Report how many lines of these entries hold the string "arco"; reply with the number alone.

#####

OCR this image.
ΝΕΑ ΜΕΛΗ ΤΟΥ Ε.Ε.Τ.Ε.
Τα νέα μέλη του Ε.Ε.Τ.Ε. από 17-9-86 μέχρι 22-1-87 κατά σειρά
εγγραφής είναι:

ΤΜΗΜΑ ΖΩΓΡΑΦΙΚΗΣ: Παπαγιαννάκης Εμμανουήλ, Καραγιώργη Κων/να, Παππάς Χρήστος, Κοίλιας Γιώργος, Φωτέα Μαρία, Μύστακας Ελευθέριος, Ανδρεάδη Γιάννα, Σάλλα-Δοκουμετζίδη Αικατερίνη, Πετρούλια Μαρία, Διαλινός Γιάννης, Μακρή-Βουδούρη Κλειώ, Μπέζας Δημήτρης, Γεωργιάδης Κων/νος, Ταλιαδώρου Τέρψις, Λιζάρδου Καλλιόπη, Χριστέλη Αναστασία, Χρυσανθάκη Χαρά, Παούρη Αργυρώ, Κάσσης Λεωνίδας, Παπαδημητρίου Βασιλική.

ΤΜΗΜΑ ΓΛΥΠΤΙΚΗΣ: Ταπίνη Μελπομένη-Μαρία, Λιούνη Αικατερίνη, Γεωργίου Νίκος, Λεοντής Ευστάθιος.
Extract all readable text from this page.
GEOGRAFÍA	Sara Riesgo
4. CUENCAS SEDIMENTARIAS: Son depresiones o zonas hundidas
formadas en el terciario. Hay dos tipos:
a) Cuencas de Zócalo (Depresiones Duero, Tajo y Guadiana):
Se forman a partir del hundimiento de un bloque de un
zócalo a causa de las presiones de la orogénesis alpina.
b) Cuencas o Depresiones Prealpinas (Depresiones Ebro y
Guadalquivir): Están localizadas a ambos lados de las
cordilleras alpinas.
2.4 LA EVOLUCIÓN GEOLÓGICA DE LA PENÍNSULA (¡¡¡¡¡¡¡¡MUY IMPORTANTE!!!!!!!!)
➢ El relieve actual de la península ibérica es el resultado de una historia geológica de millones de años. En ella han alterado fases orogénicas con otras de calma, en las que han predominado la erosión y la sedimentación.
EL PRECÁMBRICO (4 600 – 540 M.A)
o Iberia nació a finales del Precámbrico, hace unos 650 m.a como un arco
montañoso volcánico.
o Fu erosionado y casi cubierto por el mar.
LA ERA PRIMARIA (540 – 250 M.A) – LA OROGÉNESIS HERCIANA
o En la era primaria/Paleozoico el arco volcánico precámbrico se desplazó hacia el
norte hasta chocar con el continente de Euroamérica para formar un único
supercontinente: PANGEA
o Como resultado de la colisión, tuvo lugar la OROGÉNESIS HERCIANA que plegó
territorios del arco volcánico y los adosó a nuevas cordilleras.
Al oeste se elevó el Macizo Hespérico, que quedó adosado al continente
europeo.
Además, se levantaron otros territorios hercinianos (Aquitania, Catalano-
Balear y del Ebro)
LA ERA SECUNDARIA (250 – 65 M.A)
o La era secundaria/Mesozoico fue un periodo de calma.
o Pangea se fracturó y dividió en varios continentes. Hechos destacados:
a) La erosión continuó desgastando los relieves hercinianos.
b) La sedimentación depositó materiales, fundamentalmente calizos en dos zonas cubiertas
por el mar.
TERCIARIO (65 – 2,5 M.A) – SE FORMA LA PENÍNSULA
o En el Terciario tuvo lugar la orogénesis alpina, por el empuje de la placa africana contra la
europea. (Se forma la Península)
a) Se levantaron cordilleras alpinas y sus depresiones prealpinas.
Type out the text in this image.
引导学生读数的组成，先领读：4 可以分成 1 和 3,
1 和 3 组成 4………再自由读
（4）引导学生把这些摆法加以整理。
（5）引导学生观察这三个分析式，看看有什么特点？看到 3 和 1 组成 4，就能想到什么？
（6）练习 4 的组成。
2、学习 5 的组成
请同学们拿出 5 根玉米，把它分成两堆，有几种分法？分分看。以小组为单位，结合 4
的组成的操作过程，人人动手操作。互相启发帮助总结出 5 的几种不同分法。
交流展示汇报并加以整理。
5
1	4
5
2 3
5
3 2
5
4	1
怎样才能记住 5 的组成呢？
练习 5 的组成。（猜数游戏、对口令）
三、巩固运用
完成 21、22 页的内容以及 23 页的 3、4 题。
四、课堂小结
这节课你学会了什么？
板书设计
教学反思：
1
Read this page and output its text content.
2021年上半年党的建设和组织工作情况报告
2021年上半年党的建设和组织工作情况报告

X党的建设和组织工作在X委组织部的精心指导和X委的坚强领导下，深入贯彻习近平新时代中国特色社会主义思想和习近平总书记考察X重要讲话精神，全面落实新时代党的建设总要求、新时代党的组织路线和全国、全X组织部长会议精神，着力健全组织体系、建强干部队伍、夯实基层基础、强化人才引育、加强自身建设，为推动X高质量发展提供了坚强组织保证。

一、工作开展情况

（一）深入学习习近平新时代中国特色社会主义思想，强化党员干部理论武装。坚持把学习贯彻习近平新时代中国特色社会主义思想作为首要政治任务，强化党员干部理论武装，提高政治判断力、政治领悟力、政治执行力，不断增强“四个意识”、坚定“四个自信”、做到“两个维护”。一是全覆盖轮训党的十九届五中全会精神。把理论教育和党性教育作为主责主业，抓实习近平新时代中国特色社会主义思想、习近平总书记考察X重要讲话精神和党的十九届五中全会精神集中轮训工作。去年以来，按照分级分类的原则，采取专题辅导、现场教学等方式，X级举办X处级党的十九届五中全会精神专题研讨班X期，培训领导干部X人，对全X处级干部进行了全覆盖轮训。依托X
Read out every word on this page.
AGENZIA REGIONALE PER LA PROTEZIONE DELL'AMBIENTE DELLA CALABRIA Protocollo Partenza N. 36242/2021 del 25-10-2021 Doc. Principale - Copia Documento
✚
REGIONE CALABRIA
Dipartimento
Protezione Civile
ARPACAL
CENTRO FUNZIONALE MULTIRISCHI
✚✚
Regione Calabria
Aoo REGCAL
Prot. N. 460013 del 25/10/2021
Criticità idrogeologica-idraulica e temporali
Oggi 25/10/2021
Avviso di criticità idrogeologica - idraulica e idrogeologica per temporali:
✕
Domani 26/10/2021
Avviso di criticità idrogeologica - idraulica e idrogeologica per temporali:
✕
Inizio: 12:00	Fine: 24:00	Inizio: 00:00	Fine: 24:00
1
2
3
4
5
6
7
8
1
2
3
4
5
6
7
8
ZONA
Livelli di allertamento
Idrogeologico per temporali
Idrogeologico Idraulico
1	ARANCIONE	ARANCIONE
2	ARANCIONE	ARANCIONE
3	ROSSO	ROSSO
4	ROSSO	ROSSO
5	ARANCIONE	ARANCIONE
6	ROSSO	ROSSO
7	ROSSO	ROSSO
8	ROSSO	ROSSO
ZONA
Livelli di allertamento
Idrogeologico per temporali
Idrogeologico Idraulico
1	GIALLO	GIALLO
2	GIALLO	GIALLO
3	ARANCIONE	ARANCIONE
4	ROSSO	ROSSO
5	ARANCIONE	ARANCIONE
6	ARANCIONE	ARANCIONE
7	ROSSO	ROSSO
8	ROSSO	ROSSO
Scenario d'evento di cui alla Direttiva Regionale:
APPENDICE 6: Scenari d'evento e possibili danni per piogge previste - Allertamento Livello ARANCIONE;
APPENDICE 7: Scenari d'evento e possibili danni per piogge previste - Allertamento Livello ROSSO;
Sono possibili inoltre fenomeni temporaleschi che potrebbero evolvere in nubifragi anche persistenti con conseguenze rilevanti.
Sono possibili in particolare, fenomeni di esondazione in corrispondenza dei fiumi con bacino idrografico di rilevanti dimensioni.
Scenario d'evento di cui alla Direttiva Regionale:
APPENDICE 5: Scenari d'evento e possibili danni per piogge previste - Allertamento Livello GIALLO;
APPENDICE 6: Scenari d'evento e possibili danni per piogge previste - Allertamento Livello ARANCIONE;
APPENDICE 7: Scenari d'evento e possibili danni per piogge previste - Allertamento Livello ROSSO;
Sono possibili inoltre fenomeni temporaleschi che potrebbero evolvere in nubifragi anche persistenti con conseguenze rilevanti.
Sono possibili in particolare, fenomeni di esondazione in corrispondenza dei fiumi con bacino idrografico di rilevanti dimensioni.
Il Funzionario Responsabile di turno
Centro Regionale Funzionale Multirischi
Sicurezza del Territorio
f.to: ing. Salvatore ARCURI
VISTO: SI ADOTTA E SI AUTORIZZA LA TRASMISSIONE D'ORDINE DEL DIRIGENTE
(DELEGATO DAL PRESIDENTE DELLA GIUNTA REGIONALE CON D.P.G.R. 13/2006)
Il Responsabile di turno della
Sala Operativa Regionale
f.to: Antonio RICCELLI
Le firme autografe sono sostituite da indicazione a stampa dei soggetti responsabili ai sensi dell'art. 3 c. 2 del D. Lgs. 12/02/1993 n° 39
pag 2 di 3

#####

Full response: 3